[begin EXERCISE DATA]

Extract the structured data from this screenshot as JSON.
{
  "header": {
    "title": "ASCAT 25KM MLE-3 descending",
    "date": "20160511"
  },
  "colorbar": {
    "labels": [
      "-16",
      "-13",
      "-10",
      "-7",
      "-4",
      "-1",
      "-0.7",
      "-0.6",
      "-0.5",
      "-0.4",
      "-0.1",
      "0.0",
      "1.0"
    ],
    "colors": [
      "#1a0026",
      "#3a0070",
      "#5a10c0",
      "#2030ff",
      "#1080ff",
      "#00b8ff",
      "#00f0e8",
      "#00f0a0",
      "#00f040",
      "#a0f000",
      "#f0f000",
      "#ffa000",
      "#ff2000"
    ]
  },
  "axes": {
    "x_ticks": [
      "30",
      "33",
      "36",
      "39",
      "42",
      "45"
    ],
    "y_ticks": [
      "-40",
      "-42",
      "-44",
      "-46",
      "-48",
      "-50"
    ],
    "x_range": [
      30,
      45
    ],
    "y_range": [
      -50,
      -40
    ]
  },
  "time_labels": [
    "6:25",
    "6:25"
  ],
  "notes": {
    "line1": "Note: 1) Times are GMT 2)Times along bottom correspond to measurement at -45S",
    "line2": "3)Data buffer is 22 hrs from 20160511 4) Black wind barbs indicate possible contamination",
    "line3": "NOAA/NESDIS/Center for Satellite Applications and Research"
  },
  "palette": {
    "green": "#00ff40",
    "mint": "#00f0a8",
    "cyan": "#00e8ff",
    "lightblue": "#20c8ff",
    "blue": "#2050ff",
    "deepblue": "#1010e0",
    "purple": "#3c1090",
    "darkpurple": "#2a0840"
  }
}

[end EXERCISE DATA]

# DO THIS
Extract all of the material exactly as it is written.

# ANSWER BELOW
Extract the structured data from this screenshot as JSON.
{
  "header": {
    "title": "ASCAT 25KM MLE-3 descending",
    "date": "20160511"
  },
  "colorbar": {
    "labels": [
      "-16",
      "-13",
      "-10",
      "-7",
      "-4",
      "-1",
      "-0.7",
      "-0.6",
      "-0.5",
      "-0.4",
      "-0.1",
      "0.0",
      "1.0"
    ],
    "colors": [
      "#1a0026",
      "#3a0070",
      "#5a10c0",
      "#2030ff",
      "#1080ff",
      "#00b8ff",
      "#00f0e8",
      "#00f0a0",
      "#00f040",
      "#a0f000",
      "#f0f000",
      "#ffa000",
      "#ff2000"
    ]
  },
  "axes": {
    "x_ticks": [
      "30",
      "33",
      "36",
      "39",
      "42",
      "45"
    ],
    "y_ticks": [
      "-40",
      "-42",
      "-44",
      "-46",
      "-48",
      "-50"
    ],
    "x_range": [
      30,
      45
    ],
    "y_range": [
      -50,
      -40
    ]
  },
  "time_labels": [
    "6:25",
    "6:25"
  ],
  "notes": {
    "line1": "Note: 1) Times are GMT 2)Times along bottom correspond to measurement at -45S",
    "line2": "3)Data buffer is 22 hrs from 20160511 4) Black wind barbs indicate possible contamination",
    "line3": "NOAA/NESDIS/Center for Satellite Applications and Research"
  },
  "palette": {
    "green": "#00ff40",
    "mint": "#00f0a8",
    "cyan": "#00e8ff",
    "lightblue": "#20c8ff",
    "blue": "#2050ff",
    "deepblue": "#1010e0",
    "purple": "#3c1090",
    "darkpurple": "#2a0840"
  }
}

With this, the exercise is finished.